— Start of Information given —

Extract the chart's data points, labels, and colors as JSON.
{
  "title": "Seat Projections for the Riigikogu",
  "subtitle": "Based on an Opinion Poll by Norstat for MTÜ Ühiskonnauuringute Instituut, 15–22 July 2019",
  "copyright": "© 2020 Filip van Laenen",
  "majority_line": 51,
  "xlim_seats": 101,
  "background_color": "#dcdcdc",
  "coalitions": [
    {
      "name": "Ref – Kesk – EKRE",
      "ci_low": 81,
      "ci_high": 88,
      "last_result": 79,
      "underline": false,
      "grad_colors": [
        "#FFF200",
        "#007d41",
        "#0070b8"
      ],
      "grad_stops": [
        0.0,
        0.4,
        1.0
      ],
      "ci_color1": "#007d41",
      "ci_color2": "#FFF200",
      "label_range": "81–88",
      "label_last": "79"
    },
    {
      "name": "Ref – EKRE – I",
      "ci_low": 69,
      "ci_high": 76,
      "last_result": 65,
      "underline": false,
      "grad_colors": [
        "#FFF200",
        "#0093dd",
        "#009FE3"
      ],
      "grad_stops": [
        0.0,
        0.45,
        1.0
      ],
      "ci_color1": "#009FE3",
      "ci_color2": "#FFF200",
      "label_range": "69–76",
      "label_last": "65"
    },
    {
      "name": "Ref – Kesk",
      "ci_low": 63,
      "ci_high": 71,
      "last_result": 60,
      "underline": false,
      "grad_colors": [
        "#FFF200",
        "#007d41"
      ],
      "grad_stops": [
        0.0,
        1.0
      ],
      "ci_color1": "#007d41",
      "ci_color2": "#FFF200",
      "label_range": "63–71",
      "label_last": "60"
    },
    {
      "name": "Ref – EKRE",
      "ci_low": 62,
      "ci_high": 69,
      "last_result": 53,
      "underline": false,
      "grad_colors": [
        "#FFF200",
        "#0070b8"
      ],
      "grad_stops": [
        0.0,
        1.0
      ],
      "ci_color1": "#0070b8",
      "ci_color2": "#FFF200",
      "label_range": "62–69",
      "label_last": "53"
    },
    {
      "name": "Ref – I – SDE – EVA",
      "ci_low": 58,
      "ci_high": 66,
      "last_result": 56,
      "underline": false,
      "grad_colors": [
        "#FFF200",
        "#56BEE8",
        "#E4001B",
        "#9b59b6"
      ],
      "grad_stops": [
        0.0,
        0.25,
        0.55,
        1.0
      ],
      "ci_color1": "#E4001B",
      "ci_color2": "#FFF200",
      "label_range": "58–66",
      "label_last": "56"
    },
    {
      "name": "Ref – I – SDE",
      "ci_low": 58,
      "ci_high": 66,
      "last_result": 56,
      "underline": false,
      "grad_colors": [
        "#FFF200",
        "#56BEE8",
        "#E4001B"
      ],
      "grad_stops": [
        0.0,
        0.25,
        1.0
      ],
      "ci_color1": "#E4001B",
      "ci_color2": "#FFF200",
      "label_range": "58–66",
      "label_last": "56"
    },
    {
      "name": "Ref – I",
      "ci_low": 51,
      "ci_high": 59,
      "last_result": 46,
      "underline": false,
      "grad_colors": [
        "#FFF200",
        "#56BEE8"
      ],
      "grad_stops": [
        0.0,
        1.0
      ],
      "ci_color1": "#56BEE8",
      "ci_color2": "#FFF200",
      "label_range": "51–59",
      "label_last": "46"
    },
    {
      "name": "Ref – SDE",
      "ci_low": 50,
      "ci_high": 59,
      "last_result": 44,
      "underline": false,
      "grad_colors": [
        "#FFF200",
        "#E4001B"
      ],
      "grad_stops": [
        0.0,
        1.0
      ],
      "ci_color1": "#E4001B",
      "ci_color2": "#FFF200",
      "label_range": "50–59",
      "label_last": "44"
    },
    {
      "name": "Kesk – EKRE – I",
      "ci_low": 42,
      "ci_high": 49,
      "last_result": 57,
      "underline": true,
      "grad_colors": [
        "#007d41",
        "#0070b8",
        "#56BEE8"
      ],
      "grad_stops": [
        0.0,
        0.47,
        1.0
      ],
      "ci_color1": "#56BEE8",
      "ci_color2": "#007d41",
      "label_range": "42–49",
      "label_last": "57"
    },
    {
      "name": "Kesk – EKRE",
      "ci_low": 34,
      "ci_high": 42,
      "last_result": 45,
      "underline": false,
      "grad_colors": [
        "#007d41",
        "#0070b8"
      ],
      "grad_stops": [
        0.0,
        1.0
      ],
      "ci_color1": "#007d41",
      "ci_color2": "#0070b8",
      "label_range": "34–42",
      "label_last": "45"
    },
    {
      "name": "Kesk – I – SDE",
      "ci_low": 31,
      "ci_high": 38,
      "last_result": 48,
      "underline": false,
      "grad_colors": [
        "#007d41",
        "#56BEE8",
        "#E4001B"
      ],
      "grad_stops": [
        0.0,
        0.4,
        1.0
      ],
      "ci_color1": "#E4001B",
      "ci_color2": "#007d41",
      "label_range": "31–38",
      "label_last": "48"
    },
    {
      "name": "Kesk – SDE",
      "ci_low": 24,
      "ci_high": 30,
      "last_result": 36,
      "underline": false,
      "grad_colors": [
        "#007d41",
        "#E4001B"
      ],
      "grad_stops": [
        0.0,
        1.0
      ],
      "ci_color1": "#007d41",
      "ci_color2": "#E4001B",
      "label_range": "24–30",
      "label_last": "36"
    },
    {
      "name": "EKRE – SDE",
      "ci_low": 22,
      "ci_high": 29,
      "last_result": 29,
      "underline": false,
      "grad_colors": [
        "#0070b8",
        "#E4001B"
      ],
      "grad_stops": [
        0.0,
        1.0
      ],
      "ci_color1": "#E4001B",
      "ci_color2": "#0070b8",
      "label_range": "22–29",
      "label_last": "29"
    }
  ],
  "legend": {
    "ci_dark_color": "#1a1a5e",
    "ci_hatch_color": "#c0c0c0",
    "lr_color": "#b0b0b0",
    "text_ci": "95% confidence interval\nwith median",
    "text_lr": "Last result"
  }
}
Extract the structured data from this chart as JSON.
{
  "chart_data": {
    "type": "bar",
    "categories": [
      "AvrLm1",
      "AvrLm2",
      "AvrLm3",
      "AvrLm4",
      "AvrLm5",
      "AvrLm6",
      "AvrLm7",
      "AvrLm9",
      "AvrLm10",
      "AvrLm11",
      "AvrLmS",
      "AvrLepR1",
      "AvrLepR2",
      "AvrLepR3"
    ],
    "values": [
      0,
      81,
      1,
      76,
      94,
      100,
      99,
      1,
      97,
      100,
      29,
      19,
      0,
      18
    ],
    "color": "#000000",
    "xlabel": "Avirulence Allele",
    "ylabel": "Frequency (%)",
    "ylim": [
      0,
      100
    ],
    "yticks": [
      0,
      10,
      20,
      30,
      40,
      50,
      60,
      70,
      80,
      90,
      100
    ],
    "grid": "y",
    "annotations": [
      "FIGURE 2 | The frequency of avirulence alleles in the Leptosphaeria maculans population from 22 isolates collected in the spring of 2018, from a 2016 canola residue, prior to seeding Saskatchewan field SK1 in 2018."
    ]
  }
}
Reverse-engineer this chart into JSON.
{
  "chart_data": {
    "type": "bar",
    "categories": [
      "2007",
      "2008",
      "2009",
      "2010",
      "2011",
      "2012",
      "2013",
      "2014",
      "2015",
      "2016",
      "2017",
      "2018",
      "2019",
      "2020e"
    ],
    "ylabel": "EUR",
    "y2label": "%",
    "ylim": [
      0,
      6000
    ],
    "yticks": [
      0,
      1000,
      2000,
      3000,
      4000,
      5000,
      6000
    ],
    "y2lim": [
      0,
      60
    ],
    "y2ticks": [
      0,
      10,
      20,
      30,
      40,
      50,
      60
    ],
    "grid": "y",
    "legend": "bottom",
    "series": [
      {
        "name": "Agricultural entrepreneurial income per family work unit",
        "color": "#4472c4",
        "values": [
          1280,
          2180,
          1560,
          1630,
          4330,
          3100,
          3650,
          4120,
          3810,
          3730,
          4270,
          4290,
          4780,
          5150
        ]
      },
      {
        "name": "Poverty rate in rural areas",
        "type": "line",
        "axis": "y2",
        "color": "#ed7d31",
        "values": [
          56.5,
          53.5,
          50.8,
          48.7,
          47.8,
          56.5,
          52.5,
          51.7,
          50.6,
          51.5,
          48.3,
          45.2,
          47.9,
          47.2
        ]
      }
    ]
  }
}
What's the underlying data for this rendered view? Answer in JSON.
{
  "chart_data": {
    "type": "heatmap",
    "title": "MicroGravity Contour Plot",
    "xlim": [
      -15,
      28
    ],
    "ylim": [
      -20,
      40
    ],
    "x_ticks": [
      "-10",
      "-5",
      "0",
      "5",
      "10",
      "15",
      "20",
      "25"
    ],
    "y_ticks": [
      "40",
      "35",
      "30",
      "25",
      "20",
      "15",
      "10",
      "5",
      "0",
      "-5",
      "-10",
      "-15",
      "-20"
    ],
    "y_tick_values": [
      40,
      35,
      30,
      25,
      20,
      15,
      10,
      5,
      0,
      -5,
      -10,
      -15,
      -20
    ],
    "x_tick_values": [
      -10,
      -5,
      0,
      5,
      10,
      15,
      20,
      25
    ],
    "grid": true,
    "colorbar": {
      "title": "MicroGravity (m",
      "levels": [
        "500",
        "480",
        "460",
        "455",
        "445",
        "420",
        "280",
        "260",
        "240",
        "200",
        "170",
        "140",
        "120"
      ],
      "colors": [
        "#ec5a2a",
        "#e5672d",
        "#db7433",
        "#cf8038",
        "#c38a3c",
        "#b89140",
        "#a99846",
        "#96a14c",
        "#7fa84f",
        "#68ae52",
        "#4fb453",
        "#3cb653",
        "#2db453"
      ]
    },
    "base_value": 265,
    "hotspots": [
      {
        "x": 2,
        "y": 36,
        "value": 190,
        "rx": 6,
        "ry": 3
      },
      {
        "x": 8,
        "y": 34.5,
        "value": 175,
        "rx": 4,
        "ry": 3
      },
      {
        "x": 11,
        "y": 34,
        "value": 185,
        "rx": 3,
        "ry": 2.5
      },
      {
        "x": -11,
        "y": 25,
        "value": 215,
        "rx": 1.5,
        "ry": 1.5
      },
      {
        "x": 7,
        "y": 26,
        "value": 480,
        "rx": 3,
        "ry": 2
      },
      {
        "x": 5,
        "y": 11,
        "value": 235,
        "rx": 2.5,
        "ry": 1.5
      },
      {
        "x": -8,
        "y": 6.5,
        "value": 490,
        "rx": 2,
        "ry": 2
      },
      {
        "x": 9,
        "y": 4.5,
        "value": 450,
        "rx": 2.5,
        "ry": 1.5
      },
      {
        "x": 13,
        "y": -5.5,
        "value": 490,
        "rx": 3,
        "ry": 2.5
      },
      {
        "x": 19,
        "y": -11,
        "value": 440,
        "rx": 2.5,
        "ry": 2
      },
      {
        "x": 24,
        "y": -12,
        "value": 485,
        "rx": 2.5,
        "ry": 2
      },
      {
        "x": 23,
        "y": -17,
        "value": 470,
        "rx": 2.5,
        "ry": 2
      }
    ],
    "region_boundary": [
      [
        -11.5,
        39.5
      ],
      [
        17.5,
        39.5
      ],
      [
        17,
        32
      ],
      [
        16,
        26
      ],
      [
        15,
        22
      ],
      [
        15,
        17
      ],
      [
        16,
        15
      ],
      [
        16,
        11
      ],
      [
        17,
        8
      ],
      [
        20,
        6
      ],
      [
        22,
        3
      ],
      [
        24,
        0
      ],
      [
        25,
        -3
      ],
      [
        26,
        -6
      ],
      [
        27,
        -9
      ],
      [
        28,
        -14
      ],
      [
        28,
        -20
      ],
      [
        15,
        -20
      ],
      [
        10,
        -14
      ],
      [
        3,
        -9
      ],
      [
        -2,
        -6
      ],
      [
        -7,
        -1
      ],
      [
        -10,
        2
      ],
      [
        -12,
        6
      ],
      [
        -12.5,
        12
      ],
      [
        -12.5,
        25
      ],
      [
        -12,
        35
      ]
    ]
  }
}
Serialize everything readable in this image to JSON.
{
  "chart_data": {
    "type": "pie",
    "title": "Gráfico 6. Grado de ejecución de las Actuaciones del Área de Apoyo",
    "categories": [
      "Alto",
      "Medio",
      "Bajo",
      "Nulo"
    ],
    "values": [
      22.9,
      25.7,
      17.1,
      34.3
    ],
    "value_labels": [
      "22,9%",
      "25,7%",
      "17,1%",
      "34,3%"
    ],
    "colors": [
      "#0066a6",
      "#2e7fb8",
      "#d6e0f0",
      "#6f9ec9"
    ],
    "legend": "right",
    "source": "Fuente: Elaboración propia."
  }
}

— End of Information given —

What you are asked to do: Review the material and copy each line in which the word "this" appears.

Full solution:
Extract the structured data from this chart as JSON.
Reverse-engineer this chart into JSON.
What's the underlying data for this rendered view? Answer in JSON.
Serialize everything readable in this image to JSON.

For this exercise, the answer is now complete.